(INSTRUCTIONS TO FOLLOW): Quote each line of the material verbatim, without the pictures.

(Collected data):
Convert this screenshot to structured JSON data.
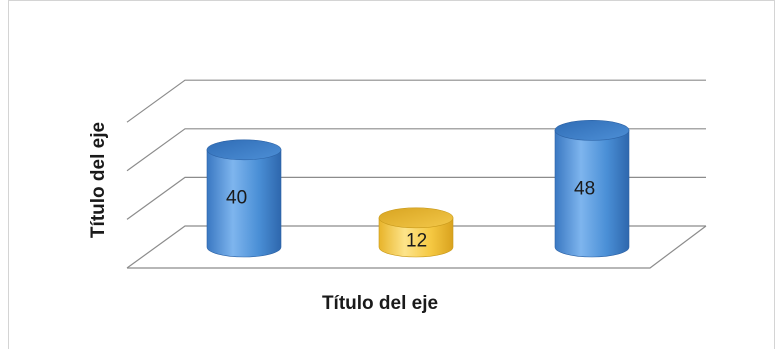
{
  "chart_data": {
    "type": "bar",
    "style": "3d-cylinder",
    "categories": [
      "",
      "",
      ""
    ],
    "values": [
      40,
      12,
      48
    ],
    "bar_colors": [
      "#4a8fd6",
      "#f5c842",
      "#4a8fd6"
    ],
    "data_labels": [
      "40",
      "12",
      "48"
    ],
    "title": "",
    "xlabel": "Título del eje",
    "ylabel": "Título del eje",
    "ylim": [
      0,
      60
    ],
    "gridlines": true,
    "legend": false
  }
}
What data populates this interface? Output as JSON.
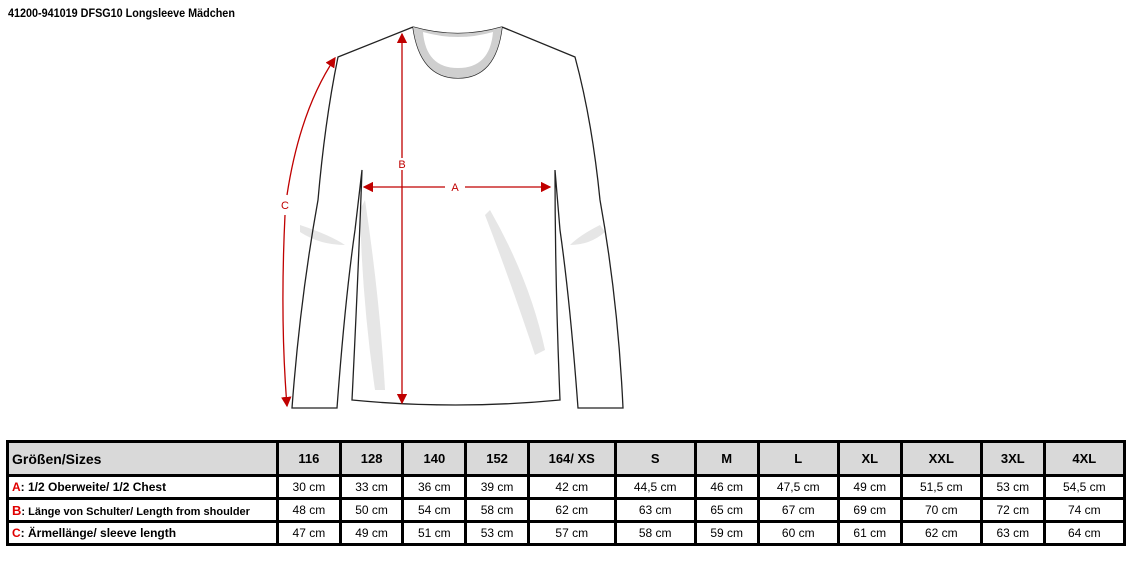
{
  "title": "41200-941019 DFSG10 Longsleeve Mädchen",
  "diagram": {
    "labels": {
      "a": "A",
      "b": "B",
      "c": "C"
    },
    "arrow_color": "#c00000"
  },
  "table": {
    "header_label": "Größen/Sizes",
    "sizes": [
      "116",
      "128",
      "140",
      "152",
      "164/ XS",
      "S",
      "M",
      "L",
      "XL",
      "XXL",
      "3XL",
      "4XL"
    ],
    "rows": [
      {
        "letter": "A",
        "label": ": 1/2 Oberweite/  1/2 Chest",
        "values": [
          "30 cm",
          "33 cm",
          "36 cm",
          "39 cm",
          "42 cm",
          "44,5 cm",
          "46 cm",
          "47,5 cm",
          "49 cm",
          "51,5 cm",
          "53 cm",
          "54,5 cm"
        ]
      },
      {
        "letter": "B",
        "label": ": Länge von Schulter/ Length from shoulder",
        "values": [
          "48 cm",
          "50 cm",
          "54 cm",
          "58 cm",
          "62 cm",
          "63 cm",
          "65 cm",
          "67 cm",
          "69 cm",
          "70 cm",
          "72 cm",
          "74 cm"
        ]
      },
      {
        "letter": "C",
        "label": ": Ärmellänge/ sleeve length",
        "values": [
          "47 cm",
          "49 cm",
          "51 cm",
          "53 cm",
          "57 cm",
          "58 cm",
          "59 cm",
          "60 cm",
          "61 cm",
          "62 cm",
          "63 cm",
          "64 cm"
        ]
      }
    ]
  }
}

(ANSWER BELOW):
Convert this screenshot to structured JSON data.
{
  "chart_data": {
    "type": "bar",
    "style": "3d-cylinder",
    "categories": [
      "",
      "",
      ""
    ],
    "values": [
      40,
      12,
      48
    ],
    "bar_colors": [
      "#4a8fd6",
      "#f5c842",
      "#4a8fd6"
    ],
    "data_labels": [
      "40",
      "12",
      "48"
    ],
    "title": "",
    "xlabel": "Título del eje",
    "ylabel": "Título del eje",
    "ylim": [
      0,
      60
    ],
    "gridlines": true,
    "legend": false
  }
}
What data populates this interface? Output as JSON.
{
  "title": "41200-941019 DFSG10 Longsleeve Mädchen",
  "diagram": {
    "labels": {
      "a": "A",
      "b": "B",
      "c": "C"
    },
    "arrow_color": "#c00000"
  },
  "table": {
    "header_label": "Größen/Sizes",
    "sizes": [
      "116",
      "128",
      "140",
      "152",
      "164/ XS",
      "S",
      "M",
      "L",
      "XL",
      "XXL",
      "3XL",
      "4XL"
    ],
    "rows": [
      {
        "letter": "A",
        "label": ": 1/2 Oberweite/  1/2 Chest",
        "values": [
          "30 cm",
          "33 cm",
          "36 cm",
          "39 cm",
          "42 cm",
          "44,5 cm",
          "46 cm",
          "47,5 cm",
          "49 cm",
          "51,5 cm",
          "53 cm",
          "54,5 cm"
        ]
      },
      {
        "letter": "B",
        "label": ": Länge von Schulter/ Length from shoulder",
        "values": [
          "48 cm",
          "50 cm",
          "54 cm",
          "58 cm",
          "62 cm",
          "63 cm",
          "65 cm",
          "67 cm",
          "69 cm",
          "70 cm",
          "72 cm",
          "74 cm"
        ]
      },
      {
        "letter": "C",
        "label": ": Ärmellänge/ sleeve length",
        "values": [
          "47 cm",
          "49 cm",
          "51 cm",
          "53 cm",
          "57 cm",
          "58 cm",
          "59 cm",
          "60 cm",
          "61 cm",
          "62 cm",
          "63 cm",
          "64 cm"
        ]
      }
    ]
  }
}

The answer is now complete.